_SUPPLIED TEXT_

As recently as 10 years ago, startups were thought of just as smaller businesses. The basic day-to-day of what they did or at least aspired to do was more or less the same as a large business; it was just a question of scale. Someone good at marketing in a 10-person team needed the same skills and mindset as those working for a big brand. Maybe this was in part because the big business schools taught that marketing was marketing, and finance was finance?
Then along came a new wave of thinkers like Steve Blank, Eric Ries and Alex Osterwalder to change everything. The way businesses perceived themselves began to change, boundaries blurred and startup founders started to realise that they didn’t have to think like their competitors to get ahead of them.
But we’ve hit a problem. At a time when technologies and ways of working are converging to create a more nimble and entrepreneurial society, many of our most promising startups have forgotten the reason they exist. That is to grow. The reason they’ve forgotten how to do this is in part due to the well-meaning but unhelpful gaze of the media.
The changing expectations and ambitions of startups and corporates is a bit like the analogy of the hunter/farmer. Startups are more about hunting while corporations are more about farming.

_YOUR ASSIGNMENT_
Answer these from the startup passage:
(a) Which thinkers does it name as part of a new wave?
(b) What does it say is the reason startups exist?
(c) In the hunter/farmer analogy, which are more about farming?
Answer using only the startup passage.

_MATERIAL PROVIDED_
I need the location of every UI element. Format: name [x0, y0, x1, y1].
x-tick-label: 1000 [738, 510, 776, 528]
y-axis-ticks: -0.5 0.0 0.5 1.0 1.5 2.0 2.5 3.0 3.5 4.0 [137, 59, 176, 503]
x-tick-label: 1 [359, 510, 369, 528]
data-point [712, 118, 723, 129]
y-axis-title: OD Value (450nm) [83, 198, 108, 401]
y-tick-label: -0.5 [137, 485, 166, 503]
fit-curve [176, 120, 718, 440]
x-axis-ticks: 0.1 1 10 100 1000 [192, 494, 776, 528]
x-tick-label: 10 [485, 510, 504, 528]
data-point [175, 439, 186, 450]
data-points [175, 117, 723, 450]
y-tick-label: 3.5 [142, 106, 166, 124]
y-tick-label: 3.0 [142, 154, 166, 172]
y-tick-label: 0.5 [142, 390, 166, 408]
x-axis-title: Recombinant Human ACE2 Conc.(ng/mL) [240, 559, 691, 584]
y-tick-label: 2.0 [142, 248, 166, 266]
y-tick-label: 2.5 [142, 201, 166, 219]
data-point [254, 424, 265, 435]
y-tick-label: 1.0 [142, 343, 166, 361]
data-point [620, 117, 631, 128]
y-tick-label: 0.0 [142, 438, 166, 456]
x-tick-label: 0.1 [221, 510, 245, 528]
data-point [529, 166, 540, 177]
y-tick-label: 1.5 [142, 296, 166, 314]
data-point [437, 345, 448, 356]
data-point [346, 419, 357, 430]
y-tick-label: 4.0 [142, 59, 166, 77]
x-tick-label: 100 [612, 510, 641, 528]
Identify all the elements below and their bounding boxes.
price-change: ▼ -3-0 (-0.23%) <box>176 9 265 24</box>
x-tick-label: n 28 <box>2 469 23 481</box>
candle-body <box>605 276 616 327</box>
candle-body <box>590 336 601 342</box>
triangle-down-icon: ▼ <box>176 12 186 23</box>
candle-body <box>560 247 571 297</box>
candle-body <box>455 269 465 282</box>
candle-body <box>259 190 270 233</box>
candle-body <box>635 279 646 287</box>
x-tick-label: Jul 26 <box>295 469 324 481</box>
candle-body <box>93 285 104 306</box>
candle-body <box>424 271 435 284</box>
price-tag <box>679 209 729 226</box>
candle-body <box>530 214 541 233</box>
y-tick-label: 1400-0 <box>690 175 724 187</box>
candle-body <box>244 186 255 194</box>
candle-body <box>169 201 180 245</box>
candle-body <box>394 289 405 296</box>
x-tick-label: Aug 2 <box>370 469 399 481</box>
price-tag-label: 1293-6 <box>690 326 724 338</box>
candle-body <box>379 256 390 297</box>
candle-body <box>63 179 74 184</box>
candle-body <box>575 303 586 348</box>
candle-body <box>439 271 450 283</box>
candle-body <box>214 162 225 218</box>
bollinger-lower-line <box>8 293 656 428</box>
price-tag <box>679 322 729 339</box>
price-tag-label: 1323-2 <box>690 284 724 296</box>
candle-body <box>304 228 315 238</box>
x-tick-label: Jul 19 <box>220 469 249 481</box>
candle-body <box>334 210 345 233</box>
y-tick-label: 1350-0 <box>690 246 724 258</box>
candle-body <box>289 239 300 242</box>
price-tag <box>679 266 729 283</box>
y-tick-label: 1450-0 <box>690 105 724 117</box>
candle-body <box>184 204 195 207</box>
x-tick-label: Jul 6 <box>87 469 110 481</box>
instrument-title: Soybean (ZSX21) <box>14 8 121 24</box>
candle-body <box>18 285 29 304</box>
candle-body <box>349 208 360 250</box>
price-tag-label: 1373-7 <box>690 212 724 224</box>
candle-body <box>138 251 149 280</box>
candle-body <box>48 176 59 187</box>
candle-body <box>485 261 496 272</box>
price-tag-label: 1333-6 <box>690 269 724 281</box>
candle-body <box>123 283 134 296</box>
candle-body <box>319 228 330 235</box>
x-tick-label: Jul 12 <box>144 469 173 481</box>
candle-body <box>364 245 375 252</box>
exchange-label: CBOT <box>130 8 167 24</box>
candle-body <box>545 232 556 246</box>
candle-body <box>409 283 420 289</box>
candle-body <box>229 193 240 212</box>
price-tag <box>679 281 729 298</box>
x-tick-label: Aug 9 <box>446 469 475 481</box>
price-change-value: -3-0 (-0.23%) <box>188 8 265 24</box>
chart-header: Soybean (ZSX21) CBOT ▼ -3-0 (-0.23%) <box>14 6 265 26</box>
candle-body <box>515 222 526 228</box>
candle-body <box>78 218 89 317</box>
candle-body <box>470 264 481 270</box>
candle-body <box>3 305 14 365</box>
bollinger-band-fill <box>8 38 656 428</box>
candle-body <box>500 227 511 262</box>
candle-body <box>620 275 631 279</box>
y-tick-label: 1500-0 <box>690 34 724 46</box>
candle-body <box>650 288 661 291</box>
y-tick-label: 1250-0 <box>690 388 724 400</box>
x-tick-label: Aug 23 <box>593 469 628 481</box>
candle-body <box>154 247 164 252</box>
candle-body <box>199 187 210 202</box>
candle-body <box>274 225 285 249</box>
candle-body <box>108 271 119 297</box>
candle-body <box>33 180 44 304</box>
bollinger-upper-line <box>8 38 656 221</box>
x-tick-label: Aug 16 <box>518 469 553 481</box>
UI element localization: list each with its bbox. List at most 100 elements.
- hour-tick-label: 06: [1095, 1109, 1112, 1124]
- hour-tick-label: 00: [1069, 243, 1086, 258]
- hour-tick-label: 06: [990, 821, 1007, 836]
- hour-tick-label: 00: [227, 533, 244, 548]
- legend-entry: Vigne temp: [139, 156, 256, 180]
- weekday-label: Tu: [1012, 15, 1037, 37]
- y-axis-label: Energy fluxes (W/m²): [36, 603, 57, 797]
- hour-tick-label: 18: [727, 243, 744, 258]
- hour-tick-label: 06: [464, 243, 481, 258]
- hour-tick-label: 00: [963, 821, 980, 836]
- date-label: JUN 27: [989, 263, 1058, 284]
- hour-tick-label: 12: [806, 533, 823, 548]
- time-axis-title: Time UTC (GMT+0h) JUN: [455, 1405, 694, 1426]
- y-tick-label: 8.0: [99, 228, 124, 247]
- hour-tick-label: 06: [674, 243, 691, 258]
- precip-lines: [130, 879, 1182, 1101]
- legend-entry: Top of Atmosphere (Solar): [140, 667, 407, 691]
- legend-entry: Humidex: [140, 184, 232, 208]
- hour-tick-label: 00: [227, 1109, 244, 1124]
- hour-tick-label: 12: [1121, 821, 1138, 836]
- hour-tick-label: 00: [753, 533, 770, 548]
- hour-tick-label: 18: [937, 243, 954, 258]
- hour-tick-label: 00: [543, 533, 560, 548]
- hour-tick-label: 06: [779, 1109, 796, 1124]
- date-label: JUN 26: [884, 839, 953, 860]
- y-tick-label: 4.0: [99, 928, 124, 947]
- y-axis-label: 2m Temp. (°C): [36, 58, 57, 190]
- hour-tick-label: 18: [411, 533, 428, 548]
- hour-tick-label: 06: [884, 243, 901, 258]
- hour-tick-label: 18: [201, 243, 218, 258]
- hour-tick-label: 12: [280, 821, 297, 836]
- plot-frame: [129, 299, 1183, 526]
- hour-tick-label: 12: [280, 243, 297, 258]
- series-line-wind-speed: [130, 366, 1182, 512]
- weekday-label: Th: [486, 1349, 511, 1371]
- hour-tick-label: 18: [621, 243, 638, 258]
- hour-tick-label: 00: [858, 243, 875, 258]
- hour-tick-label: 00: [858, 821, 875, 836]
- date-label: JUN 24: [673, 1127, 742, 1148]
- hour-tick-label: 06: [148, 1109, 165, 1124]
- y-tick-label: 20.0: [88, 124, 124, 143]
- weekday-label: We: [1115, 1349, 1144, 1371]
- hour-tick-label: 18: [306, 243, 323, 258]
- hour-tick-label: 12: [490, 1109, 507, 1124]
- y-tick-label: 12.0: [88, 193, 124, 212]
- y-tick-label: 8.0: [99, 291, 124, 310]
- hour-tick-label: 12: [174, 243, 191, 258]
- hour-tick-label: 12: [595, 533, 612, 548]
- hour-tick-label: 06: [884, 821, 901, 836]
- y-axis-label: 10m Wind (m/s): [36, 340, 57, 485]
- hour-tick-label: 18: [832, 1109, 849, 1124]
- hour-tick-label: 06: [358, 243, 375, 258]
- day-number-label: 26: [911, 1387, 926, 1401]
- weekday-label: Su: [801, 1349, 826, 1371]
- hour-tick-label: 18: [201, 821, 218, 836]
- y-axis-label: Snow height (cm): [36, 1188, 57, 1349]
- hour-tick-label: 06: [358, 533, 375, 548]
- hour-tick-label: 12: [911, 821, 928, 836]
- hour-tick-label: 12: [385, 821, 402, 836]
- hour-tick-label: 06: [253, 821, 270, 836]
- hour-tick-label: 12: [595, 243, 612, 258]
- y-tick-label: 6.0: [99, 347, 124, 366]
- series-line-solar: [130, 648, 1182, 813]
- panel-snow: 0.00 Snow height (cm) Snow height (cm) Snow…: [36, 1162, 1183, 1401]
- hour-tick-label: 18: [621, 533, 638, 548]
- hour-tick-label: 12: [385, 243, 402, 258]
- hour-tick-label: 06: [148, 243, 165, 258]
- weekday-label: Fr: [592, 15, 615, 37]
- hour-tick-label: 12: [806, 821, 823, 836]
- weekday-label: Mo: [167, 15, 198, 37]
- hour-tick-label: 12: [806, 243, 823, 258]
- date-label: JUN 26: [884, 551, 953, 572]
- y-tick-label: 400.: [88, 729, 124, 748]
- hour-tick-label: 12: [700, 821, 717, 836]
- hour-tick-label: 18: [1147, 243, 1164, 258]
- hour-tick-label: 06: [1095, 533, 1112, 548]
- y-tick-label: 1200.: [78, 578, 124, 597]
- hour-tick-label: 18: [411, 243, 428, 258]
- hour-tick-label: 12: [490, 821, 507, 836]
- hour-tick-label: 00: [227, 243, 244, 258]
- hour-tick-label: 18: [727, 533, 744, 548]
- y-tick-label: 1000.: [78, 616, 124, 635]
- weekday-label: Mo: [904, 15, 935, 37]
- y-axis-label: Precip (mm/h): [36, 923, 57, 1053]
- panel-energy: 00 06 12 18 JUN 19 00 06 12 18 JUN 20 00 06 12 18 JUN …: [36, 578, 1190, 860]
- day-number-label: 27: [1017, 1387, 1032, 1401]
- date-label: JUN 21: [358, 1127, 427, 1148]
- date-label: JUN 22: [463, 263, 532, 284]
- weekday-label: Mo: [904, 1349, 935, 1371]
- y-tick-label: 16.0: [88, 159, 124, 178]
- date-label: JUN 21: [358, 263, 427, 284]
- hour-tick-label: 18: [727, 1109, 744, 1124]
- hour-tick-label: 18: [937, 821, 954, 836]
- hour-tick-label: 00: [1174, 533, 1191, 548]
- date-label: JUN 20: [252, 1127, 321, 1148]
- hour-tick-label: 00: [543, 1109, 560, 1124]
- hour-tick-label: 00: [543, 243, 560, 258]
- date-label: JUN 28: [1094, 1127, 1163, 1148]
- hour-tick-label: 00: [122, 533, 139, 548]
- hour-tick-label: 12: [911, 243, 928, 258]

_PROBLEM SOLUTION_
(a) Steve Blank, Eric Ries and Alex Osterwalder
(b) To grow
(c) Corporations